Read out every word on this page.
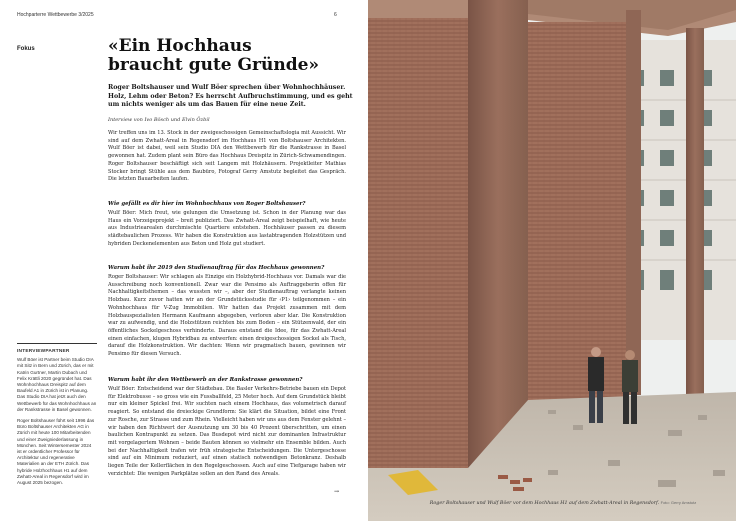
Hochparterre Wettbewerbe 3/2025	6
Fokus	«Ein Hochhaus
braucht gute Gründe»
Roger Boltshauser und Wulf Böer sprechen über Wohnhochhäuser. Holz, Lehm oder Beton? Es herrscht Aufbruchstimmung, und es geht um nichts weniger als um das Bauen für eine neue Zeit.
Interview von Ivo Bösch und Elvin Özbil
Wir treffen uns im 13. Stock in der zweigeschossigen Gemeinschaftslogia mit Aussicht. Wir sind auf dem Zwhatt-Areal in Regensdorf im Hochhaus H1 von Boltshauser Architekten. Wulf Böer ist dabei, weil sein Studio DIA den Wettbewerb für die Rankstrasse in Basel gewonnen hat. Zudem plant sein Büro das Hochhaus Dreispitz in Zürich-Schwamendingen. Roger Boltshauser beschäftigt sich seit Langem mit Holzhäusern. Projektleiter Mathias Stocker bringt Stühle aus dem Baubüro, Fotograf Gerry Amstutz begleitet das Gespräch. Die letzten Bauarbeiten laufen.
Wie gefällt es dir hier im Wohnhochhaus von Roger Boltshauser?
Wulf Böer: Mich freut, wie gelungen die Umsetzung ist. Schon in der Planung war das Haus ein Vorzeigeprojekt – breit publiziert. Das Zwhatt-Areal zeigt beispielhaft, wie heute aus Industriearealen durchmischte Quartiere entstehen. Hochhäuser passen zu diesem städtebaulichen Prozess. Wir haben die Konstruktion aus lastabtragenden Holzstützen und hybriden Deckenelementen aus Beton und Holz gut studiert.
Warum habt ihr 2019 den Studienauftrag für das Hochhaus gewonnen?
Roger Boltshauser: Wir schlagen als Einzige ein Holzhybrid-Hochhaus vor. Damals war die Ausschreibung noch konventionell. Zwar war die Pensimo als Auftraggeberin offen für Nachhaltigkeitsthemen – das wussten wir –, aber der Studienauftrag verlangte keinen Holzbau. Kurz zuvor hatten wir an der Grundstücksstudie für ‹P1› teilgenommen – ein Wohnhochhaus für V-Zug Immobilien. Wir hatten das Projekt zusammen mit dem Holzbauspezialisten Hermann Kaufmann abgegeben, verloren aber klar. Die Konstruktion war zu aufwendig, und die Holzstützen reichten bis zum Boden – ein Stützenwald, der ein öffentliches Sockelgeschoss verhinderte. Daraus entstand die Idee, für das Zwhatt-Areal einen einfachen, klugen Hybridbau zu entwerfen: einen dreigeschossigen Sockel als Tisch, darauf die Holzkonstruktion. Wir dachten: Wenn wir pragmatisch bauen, gewinnen wir Pensimo für diesen Versuch.
Warum habt ihr den Wettbewerb an der Rankstrasse gewonnen?
Wulf Böer: Entscheidend war der Städtebau. Die Basler Verkehrs-Betriebe bauen ein Depot für Elektrobusse – so gross wie ein Fussballfeld, 25 Meter hoch. Auf dem Grundstück bleibt nur ein kleiner Spickel frei. Wir suchten nach einem Hochhaus, das volumetrisch darauf reagiert. So entstand die dreieckige Grundform: Sie klärt die Situation, bildet eine Front zur Rosche, zur Strasse und zum Rhein. Vielleicht haben wir uns aus dem Fenster gelehnt – wir haben den Richtwert der Ausnutzung um 30 bis 40 Prozent überschritten, um einen baulichen Kontrapunkt zu setzen. Das Busdepot wird nicht zur dominanten Infrastruktur mit vorgelagertem Wohnen – beide Bauten können so vielmehr ein Ensemble bilden. Auch bei der Nachhaltigkeit trafen wir früh strategische Entscheidungen. Die Untergeschosse sind auf ein Minimum reduziert, auf einen statisch notwendigen Betonkranz. Deshalb liegen Teile der Kellerflächen in den Regelgeschossen. Auch auf eine Tiefgarage haben wir verzichtet: Die wenigen Parkplätze sollen an den Rand des Areals.
INTERVIEWPARTNER
Wulf Böer ist Partner beim Studio DIA mit Sitz in Bern und Zürich, das er mit Katrin Gurtner, Martin Dubach und Felix Krättli 2020 gegründet hat. Das Wohnhochhaus Dreispitz auf dem Baufeld A1 in Zürich ist in Planung. Das Studio DIA hat jetzt auch den Wettbewerb für das Wohnhochhaus an der Rankstrasse in Basel gewonnen.
Roger Boltshauser führt seit 1996 das Büro Boltshauser Architekten AG in Zürich mit heute 100 Mitarbeitenden und einer Zweigniederlassung in München. Seit Wintersemester 2024 ist er ordentlicher Professor für Architektur und regenerative Materialien an der ETH Zürich. Das hybride Holzhochhaus H1 auf dem Zwhatt-Areal in Regensdorf wird im August 2025 bezogen.
→
Roger Boltshauser und Wulf Böer vor dem Hochhaus H1 auf dem Zwhatt-Areal in Regensdorf. Foto: Gerry Amstutz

PROBLEM STATEMENT >> Each line carrying the string "habt" should be copied out from the entries.

YOUR SOLUTION >>
Warum habt ihr 2019 den Studienauftrag für das Hochhaus gewonnen?
Warum habt ihr den Wettbewerb an der Rankstrasse gewonnen?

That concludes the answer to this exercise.